Listing

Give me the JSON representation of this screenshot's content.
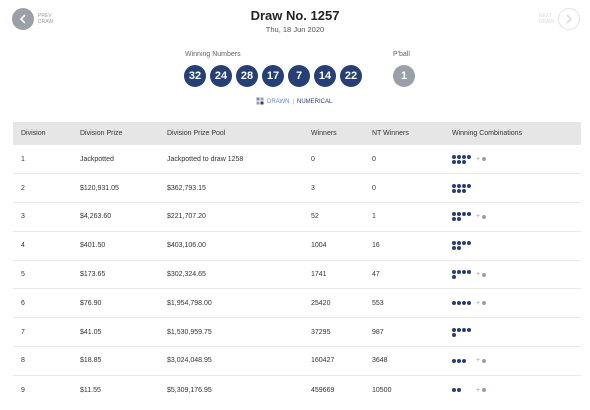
{
  "nav": {
    "prev_label_1": "PREV",
    "prev_label_2": "DRAW",
    "next_label_1": "NEXT",
    "next_label_2": "DRAW"
  },
  "header": {
    "title": "Draw No. 1257",
    "date": "Thu, 18 Jun 2020"
  },
  "winning_numbers_label": "Winning Numbers",
  "winning_numbers": [
    "32",
    "24",
    "28",
    "17",
    "7",
    "14",
    "22"
  ],
  "powerball_label": "P'ball",
  "powerball": "1",
  "sort": {
    "drawn": "DRAWN",
    "separator": "|",
    "numerical": "NUMERICAL"
  },
  "table": {
    "headers": [
      "Division",
      "Division Prize",
      "Division Prize Pool",
      "Winners",
      "NT Winners",
      "Winning Combinations"
    ],
    "rows": [
      {
        "division": "1",
        "prize": "Jackpotted",
        "pool": "Jackpotted to draw 1258",
        "winners": "0",
        "nt_winners": "0",
        "combo_main": 7,
        "combo_pb": true
      },
      {
        "division": "2",
        "prize": "$120,931.05",
        "pool": "$362,793.15",
        "winners": "3",
        "nt_winners": "0",
        "combo_main": 7,
        "combo_pb": false
      },
      {
        "division": "3",
        "prize": "$4,263.60",
        "pool": "$221,707.20",
        "winners": "52",
        "nt_winners": "1",
        "combo_main": 6,
        "combo_pb": true
      },
      {
        "division": "4",
        "prize": "$401.50",
        "pool": "$403,106.00",
        "winners": "1004",
        "nt_winners": "16",
        "combo_main": 6,
        "combo_pb": false
      },
      {
        "division": "5",
        "prize": "$173.65",
        "pool": "$302,324.65",
        "winners": "1741",
        "nt_winners": "47",
        "combo_main": 5,
        "combo_pb": true
      },
      {
        "division": "6",
        "prize": "$76.90",
        "pool": "$1,954,798.00",
        "winners": "25420",
        "nt_winners": "553",
        "combo_main": 4,
        "combo_pb": true
      },
      {
        "division": "7",
        "prize": "$41.05",
        "pool": "$1,530,959.75",
        "winners": "37295",
        "nt_winners": "987",
        "combo_main": 5,
        "combo_pb": false
      },
      {
        "division": "8",
        "prize": "$18.85",
        "pool": "$3,024,048.95",
        "winners": "160427",
        "nt_winners": "3648",
        "combo_main": 3,
        "combo_pb": true
      },
      {
        "division": "9",
        "prize": "$11.55",
        "pool": "$5,309,176.95",
        "winners": "459669",
        "nt_winners": "10500",
        "combo_main": 2,
        "combo_pb": true
      }
    ],
    "combo_plus": "+"
  },
  "colors": {
    "ball": "#263f74",
    "powerball": "#9aa0a8",
    "header_bg": "#e6e6e6"
  }
}
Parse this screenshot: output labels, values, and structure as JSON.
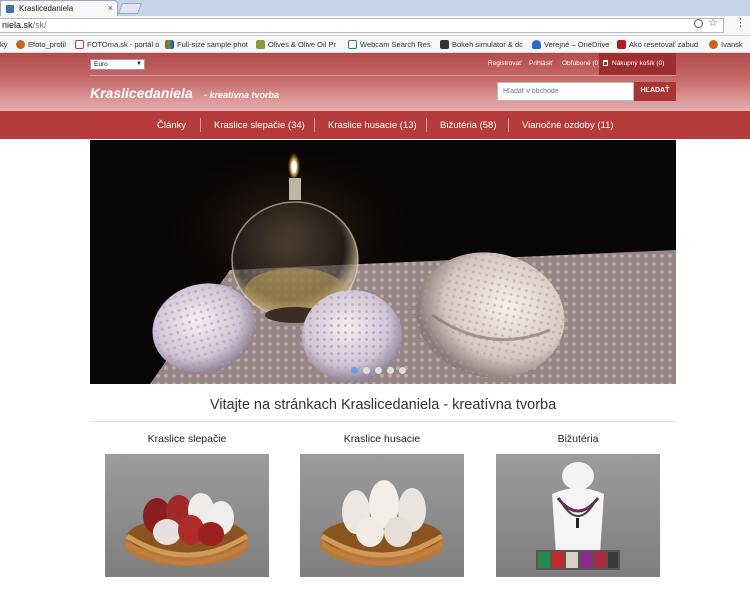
{
  "browser": {
    "tab_title": "Kraslicedaniela",
    "url_host": "niela.sk",
    "url_path": "/sk/",
    "bookmarks": [
      "ky",
      "Efoto_profil",
      "FOTOma.sk - portál o",
      "Full-size sample phot",
      "Olives & Olive Oil Pr",
      "Webcam Search Res",
      "Bokeh simulator & dc",
      "Verejné – OneDrive",
      "Ako resetovať zabud",
      "Ivansk"
    ]
  },
  "header": {
    "currency": "Euro",
    "links": [
      "Registrovať",
      "Prihlásiť",
      "Obľúbené (0)"
    ],
    "cart_label": "Nákupný košík (0)",
    "brand": "Kraslicedaniela",
    "tagline": "- kreatívna tvorba",
    "search_placeholder": "Hľadať v obchode",
    "search_button": "HĽADAŤ"
  },
  "nav": {
    "items": [
      "Články",
      "Kraslice slepačie (34)",
      "Kraslice husacie (13)",
      "Bižutéria (58)",
      "Vianočné ozdoby (11)"
    ]
  },
  "slider": {
    "slide_count": 5,
    "active_index": 0
  },
  "welcome": "Vitajte na stránkach Kraslicedaniela - kreatívna tvorba",
  "categories": [
    "Kraslice slepačie",
    "Kraslice husacie",
    "Bižutéria"
  ],
  "colors": {
    "accent": "#b53a3a",
    "header_top": "#b44a4a",
    "cart": "#9e2e2e",
    "slider_active_dot": "#6aa0d8"
  }
}
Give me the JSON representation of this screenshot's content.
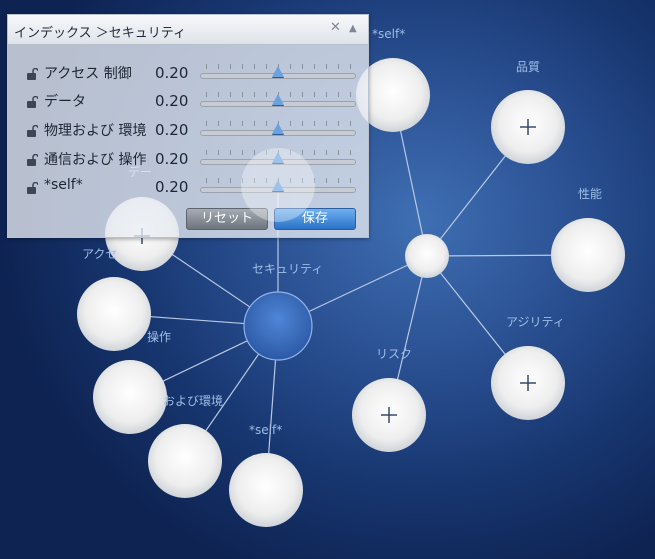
{
  "panel": {
    "title": "インデックス ＞セキュリティ",
    "close_icon": "close-icon",
    "collapse_icon": "collapse-up-icon",
    "rows": [
      {
        "label": "アクセス 制御",
        "value": "0.20",
        "slider": 0.5
      },
      {
        "label": "データ",
        "value": "0.20",
        "slider": 0.5
      },
      {
        "label": "物理および 環境",
        "value": "0.20",
        "slider": 0.5
      },
      {
        "label": "通信および 操作",
        "value": "0.20",
        "slider": 0.5
      },
      {
        "label": "*self*",
        "value": "0.20",
        "slider": 0.5
      }
    ],
    "reset_label": "リセット",
    "save_label": "保存"
  },
  "graph": {
    "labels": {
      "self_top": "*self*",
      "quality": "品質",
      "performance": "性能",
      "agility": "アジリティ",
      "risk": "リスク",
      "security": "セキュリティ",
      "access": "アクセ",
      "comm_ops": "操作",
      "phys_env": "および環境",
      "self_bottom": "*self*",
      "data_partial": "デー"
    }
  },
  "colors": {
    "background": "#173670",
    "node_fill": "#f2f2f2",
    "security_node": "#3a6bbf",
    "accent_button": "#2a72c8"
  }
}
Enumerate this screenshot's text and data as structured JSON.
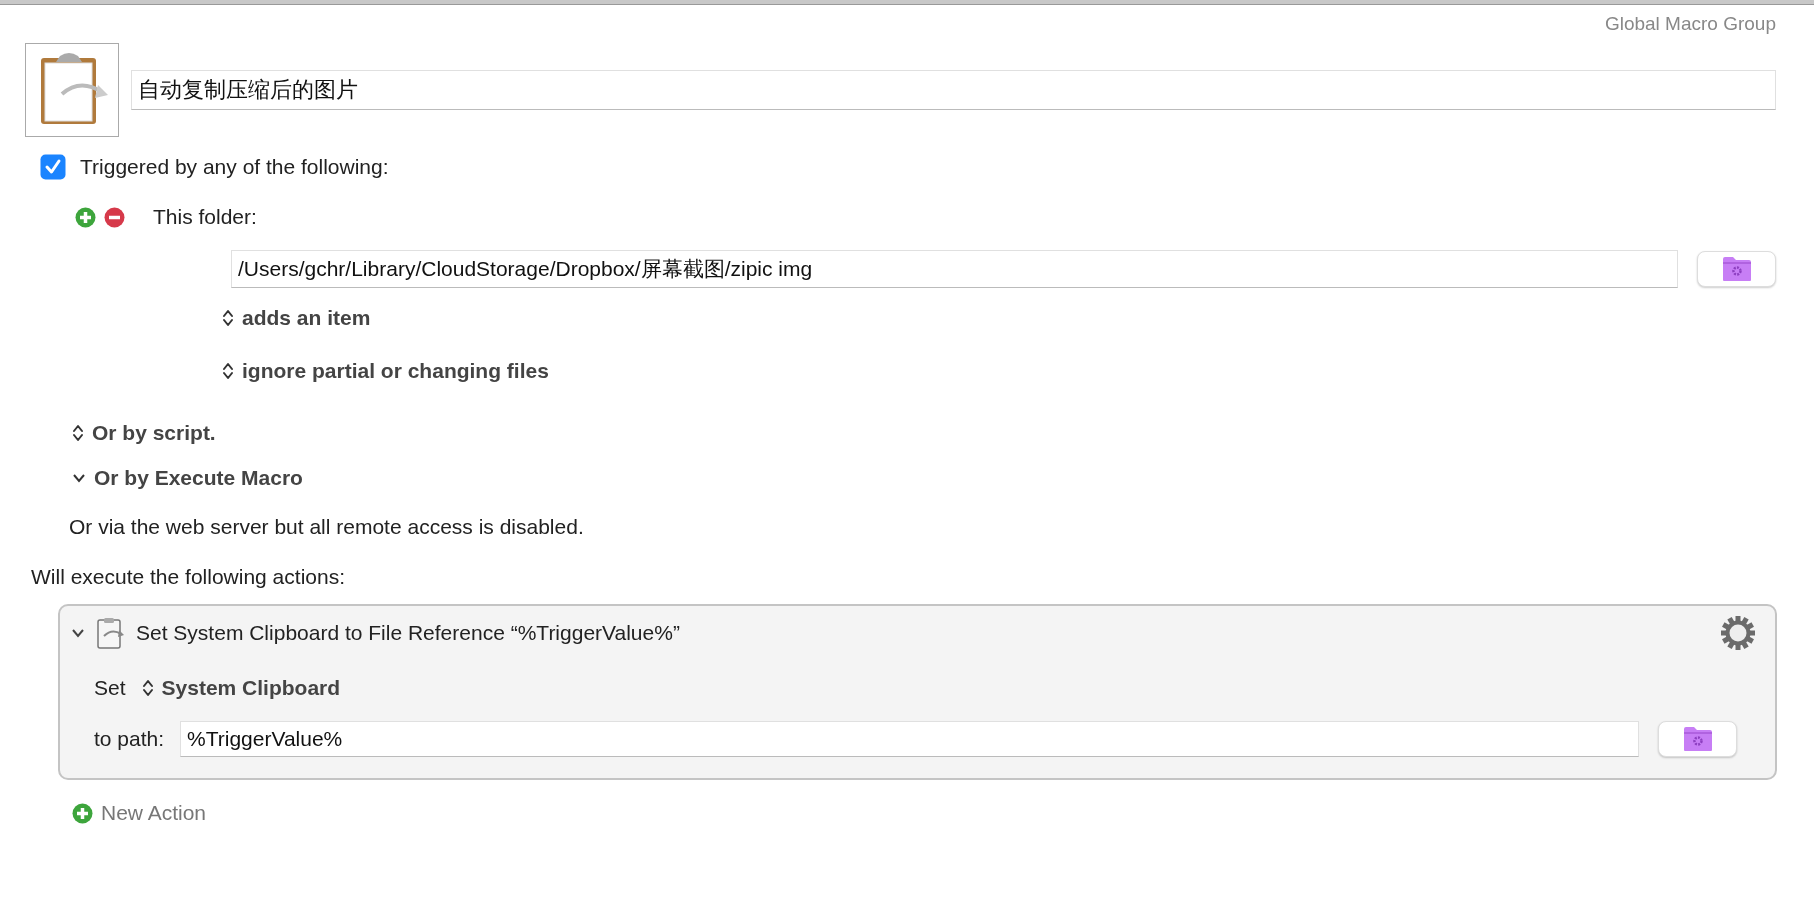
{
  "group_label": "Global Macro Group",
  "macro": {
    "name": "自动复制压缩后的图片"
  },
  "triggers": {
    "enabled": true,
    "label": "Triggered by any of the following:",
    "items": [
      {
        "label": "This folder:",
        "path": "/Users/gchr/Library/CloudStorage/Dropbox/屏幕截图/zipic img",
        "options": [
          "adds an item",
          "ignore partial or changing files"
        ]
      }
    ]
  },
  "alternatives": [
    {
      "kind": "popup",
      "label": "Or by script."
    },
    {
      "kind": "disclosure",
      "expanded": true,
      "label": "Or by Execute Macro"
    }
  ],
  "web_server_note": "Or via the web server but all remote access is disabled.",
  "actions_label": "Will execute the following actions:",
  "actions": [
    {
      "expanded": true,
      "title": "Set System Clipboard to File Reference “%TriggerValue%”",
      "set_label": "Set",
      "target": "System Clipboard",
      "path_label": "to path:",
      "path": "%TriggerValue%"
    }
  ],
  "new_action": "New Action"
}
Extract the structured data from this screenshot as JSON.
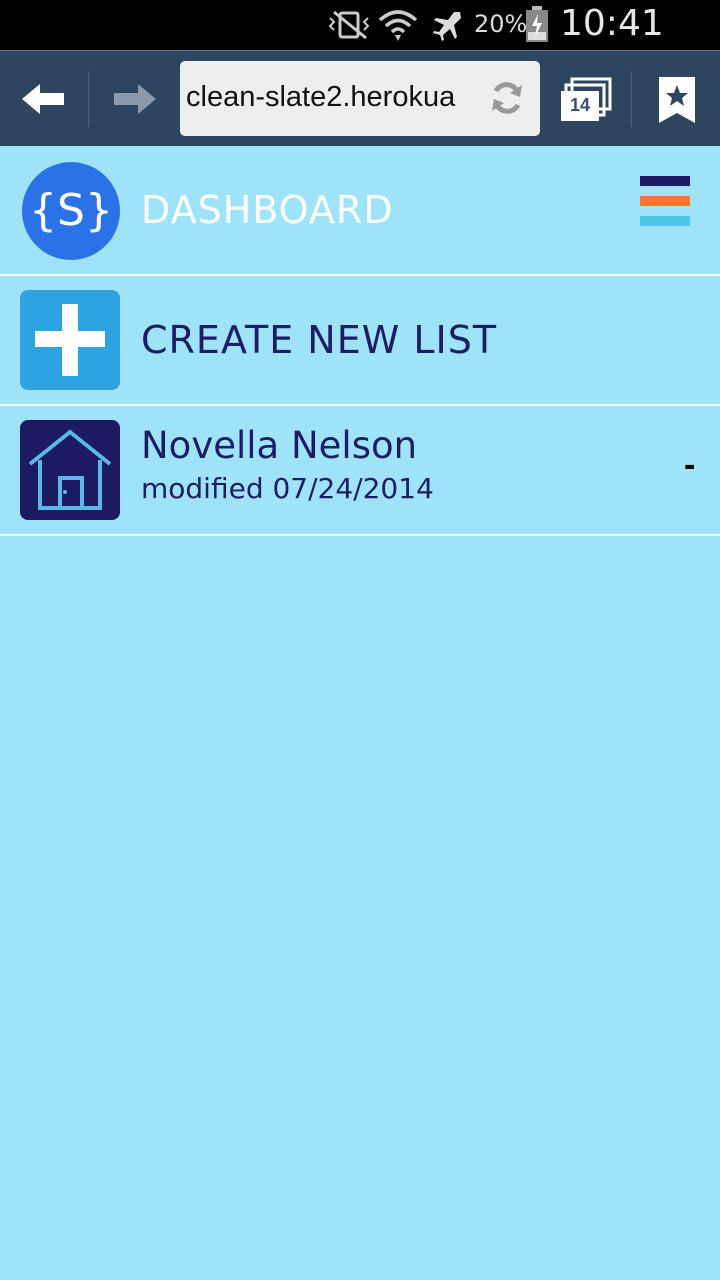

Directions for this task
Copy each line that holds the word "husacie".

Result for this exercise
      "Kraslice husacie (13)",
    "Kraslice husacie",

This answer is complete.